Your instructions - Gather all lines from the material that contain the word "TEMPO".

Supplied entries -
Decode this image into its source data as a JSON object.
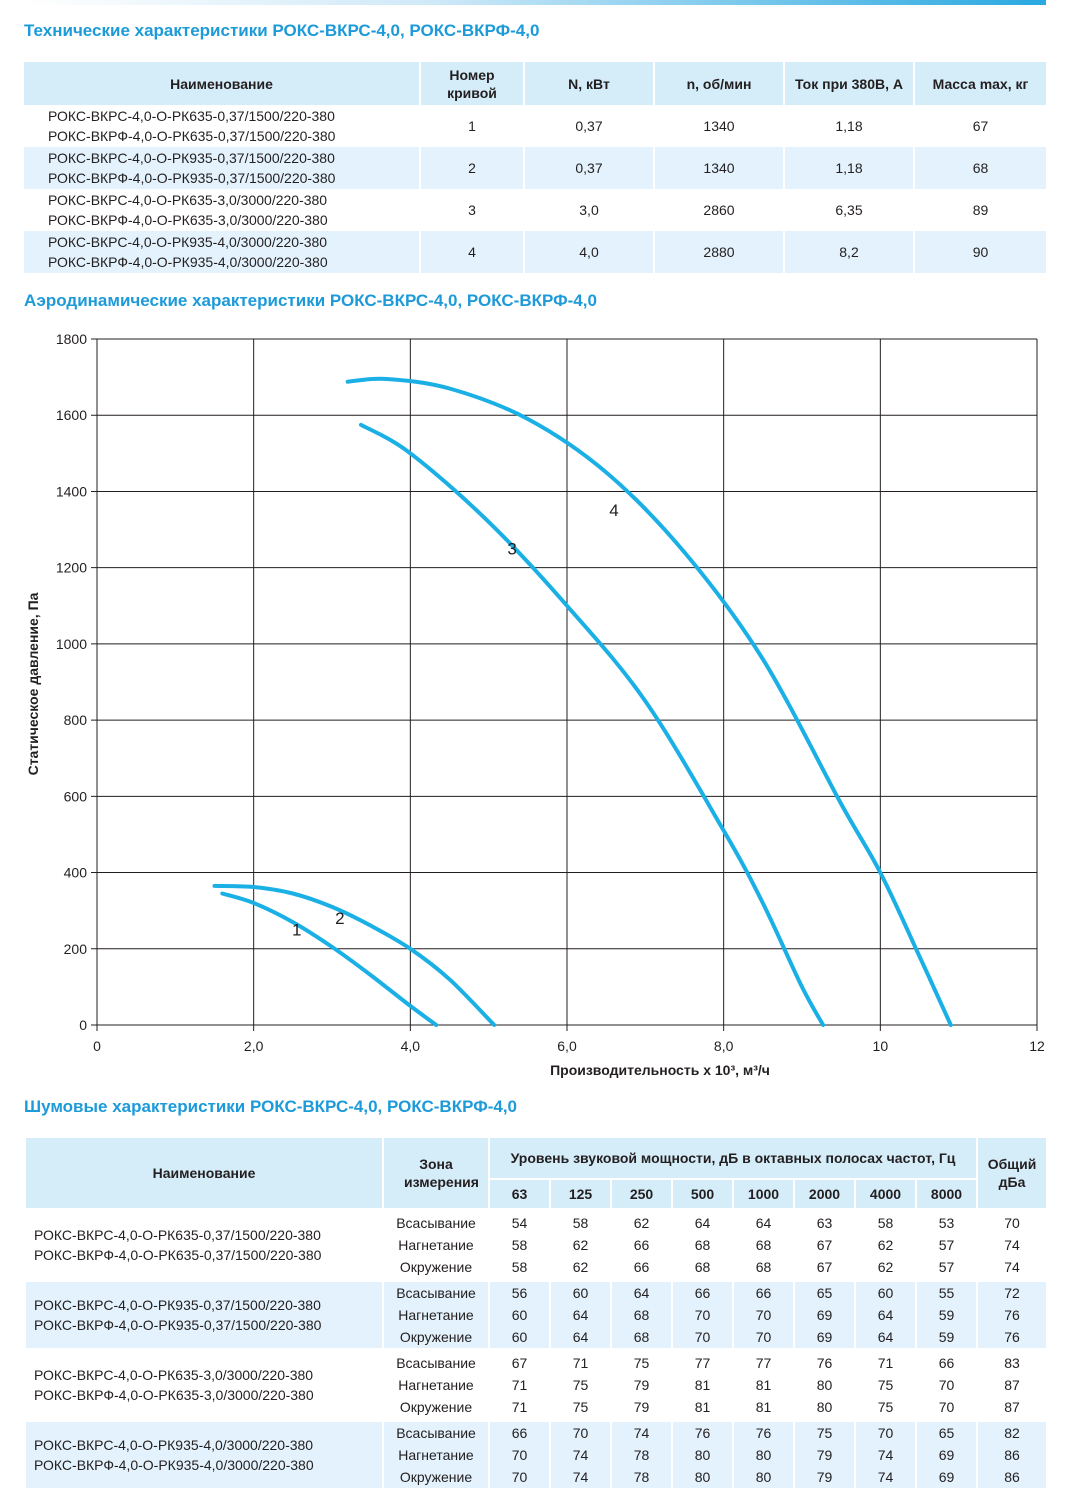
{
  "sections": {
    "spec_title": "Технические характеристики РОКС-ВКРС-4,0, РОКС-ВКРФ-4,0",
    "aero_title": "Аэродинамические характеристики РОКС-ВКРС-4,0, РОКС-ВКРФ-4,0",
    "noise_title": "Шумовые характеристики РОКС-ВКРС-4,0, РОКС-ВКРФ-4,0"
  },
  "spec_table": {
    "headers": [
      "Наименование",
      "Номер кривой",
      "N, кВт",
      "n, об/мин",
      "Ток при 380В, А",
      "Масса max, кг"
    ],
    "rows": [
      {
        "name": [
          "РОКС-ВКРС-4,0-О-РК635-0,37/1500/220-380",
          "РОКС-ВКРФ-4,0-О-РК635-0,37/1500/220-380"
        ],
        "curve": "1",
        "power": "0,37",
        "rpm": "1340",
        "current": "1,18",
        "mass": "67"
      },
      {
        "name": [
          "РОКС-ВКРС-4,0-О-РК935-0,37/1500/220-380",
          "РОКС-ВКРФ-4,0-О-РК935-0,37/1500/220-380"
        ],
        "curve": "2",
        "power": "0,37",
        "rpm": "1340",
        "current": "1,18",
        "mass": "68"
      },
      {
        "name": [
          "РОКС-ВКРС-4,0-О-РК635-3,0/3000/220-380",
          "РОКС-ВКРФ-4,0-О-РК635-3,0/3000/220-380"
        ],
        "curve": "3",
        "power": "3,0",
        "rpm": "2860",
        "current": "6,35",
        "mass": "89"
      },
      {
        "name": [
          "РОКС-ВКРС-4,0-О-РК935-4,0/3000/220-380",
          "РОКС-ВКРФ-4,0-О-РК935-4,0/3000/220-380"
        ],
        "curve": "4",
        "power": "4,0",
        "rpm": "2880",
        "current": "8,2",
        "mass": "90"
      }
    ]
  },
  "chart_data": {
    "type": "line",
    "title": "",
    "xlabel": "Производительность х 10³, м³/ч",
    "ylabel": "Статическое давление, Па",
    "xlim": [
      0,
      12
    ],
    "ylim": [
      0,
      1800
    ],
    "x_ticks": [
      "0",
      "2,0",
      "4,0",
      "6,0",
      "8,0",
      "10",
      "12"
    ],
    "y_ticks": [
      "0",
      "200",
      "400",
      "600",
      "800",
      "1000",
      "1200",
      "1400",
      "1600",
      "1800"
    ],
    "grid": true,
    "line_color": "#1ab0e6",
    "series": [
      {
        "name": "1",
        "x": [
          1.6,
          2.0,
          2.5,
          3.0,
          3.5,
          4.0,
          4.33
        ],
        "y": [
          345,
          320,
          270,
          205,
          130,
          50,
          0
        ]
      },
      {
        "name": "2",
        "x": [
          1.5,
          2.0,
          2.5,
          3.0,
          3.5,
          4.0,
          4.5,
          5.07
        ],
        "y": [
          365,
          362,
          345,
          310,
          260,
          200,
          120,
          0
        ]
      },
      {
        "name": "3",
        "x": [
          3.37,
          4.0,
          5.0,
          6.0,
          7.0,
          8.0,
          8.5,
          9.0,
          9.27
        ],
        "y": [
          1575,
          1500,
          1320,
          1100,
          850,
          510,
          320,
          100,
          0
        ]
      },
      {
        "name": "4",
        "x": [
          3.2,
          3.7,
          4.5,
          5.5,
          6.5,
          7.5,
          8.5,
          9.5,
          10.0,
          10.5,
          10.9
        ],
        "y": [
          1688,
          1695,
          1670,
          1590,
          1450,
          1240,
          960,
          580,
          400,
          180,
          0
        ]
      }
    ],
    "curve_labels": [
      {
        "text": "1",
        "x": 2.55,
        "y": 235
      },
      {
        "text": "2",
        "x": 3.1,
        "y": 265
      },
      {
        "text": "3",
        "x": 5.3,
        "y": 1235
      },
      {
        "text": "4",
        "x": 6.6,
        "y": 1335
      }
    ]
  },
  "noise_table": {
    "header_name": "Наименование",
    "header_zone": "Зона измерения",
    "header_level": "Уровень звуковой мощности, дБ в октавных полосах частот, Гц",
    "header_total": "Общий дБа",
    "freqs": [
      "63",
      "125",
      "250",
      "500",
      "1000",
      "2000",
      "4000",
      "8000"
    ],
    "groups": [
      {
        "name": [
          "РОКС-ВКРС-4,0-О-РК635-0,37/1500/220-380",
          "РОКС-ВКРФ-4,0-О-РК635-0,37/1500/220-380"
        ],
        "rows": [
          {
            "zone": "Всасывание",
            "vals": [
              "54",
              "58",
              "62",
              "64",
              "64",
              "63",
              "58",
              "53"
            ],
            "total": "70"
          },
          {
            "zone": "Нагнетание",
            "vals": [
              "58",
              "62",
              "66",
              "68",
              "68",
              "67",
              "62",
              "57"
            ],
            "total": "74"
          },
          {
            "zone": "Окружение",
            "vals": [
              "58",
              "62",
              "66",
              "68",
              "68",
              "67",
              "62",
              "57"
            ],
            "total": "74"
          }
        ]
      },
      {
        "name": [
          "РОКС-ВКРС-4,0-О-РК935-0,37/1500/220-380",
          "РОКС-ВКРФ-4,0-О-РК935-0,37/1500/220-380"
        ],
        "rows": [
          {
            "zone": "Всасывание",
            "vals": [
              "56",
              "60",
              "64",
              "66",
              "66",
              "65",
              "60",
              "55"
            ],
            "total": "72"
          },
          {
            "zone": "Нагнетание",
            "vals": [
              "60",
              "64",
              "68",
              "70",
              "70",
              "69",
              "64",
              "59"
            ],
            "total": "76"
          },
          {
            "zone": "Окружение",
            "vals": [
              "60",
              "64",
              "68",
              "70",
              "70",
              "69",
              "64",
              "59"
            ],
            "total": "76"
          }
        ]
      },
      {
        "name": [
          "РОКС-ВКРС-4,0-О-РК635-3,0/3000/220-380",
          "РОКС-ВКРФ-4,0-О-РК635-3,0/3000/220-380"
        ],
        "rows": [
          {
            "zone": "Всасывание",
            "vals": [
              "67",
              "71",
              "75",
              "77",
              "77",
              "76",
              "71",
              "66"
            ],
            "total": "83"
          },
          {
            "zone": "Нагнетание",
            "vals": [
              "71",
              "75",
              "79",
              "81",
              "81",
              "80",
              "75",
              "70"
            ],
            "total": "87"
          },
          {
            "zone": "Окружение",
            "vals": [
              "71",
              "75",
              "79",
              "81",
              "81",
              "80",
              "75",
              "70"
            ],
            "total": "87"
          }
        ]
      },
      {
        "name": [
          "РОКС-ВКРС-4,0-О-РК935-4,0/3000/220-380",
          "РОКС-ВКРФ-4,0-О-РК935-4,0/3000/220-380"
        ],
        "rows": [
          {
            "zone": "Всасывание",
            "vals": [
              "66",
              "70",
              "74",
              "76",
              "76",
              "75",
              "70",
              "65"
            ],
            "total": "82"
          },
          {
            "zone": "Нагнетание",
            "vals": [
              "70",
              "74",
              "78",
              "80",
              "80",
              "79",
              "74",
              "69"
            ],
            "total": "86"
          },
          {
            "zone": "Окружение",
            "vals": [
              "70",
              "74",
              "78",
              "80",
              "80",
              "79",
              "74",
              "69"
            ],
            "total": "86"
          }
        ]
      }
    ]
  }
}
==
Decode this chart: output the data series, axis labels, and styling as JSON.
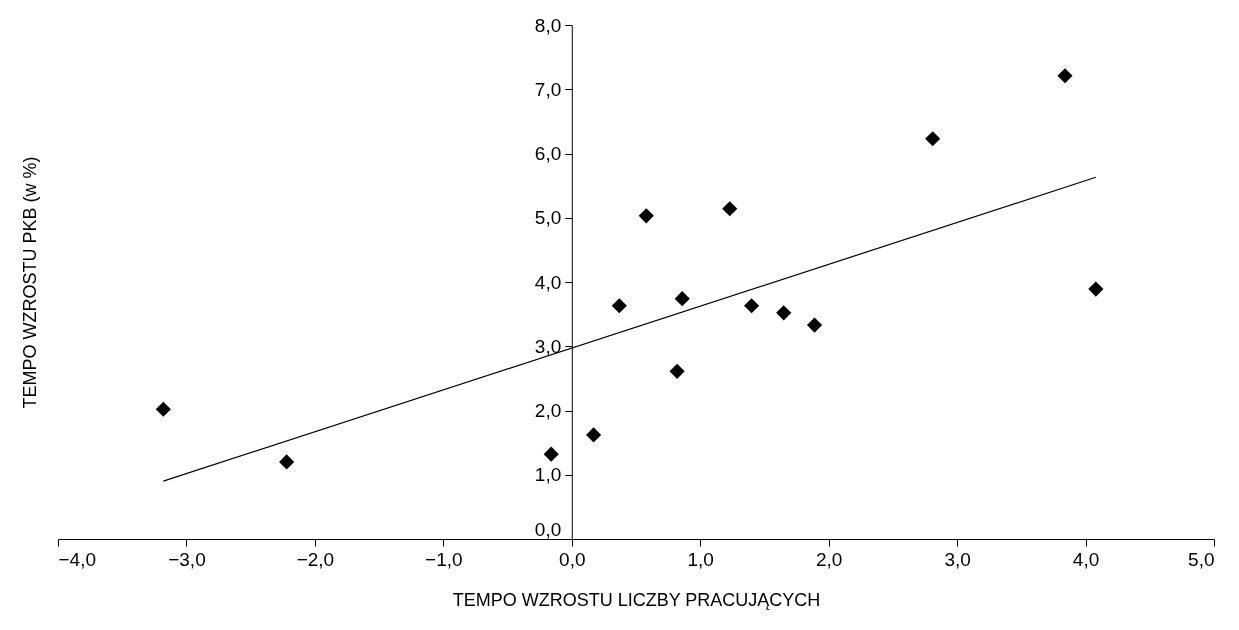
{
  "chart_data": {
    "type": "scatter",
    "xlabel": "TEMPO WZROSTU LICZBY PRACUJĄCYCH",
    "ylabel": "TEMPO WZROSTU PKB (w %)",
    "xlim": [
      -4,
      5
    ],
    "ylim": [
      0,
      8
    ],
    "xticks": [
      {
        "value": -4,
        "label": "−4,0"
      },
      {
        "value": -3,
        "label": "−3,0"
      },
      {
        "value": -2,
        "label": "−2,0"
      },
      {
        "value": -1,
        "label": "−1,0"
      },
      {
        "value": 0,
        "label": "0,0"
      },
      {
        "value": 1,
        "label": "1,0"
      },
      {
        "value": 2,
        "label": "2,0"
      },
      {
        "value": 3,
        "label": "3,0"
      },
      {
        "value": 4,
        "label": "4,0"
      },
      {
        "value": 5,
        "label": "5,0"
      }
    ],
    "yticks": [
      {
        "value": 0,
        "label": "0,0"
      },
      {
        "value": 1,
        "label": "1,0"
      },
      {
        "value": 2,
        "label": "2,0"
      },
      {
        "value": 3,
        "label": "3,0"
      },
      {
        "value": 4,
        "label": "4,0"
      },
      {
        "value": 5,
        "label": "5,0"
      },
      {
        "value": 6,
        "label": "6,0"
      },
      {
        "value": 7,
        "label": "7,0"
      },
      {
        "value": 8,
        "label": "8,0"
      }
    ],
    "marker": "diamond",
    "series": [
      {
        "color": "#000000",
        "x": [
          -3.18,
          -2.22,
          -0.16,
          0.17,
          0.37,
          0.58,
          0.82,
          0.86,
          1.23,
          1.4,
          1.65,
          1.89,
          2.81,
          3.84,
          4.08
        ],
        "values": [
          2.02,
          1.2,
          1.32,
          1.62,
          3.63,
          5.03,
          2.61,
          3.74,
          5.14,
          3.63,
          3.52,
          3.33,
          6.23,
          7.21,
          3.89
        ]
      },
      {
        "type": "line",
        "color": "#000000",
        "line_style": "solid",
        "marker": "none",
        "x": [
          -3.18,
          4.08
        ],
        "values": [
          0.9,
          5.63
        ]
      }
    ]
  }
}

Response to this task -
    "xlabel": "TEMPO WZROSTU LICZBY PRACUJĄCYCH",
    "ylabel": "TEMPO WZROSTU PKB (w %)",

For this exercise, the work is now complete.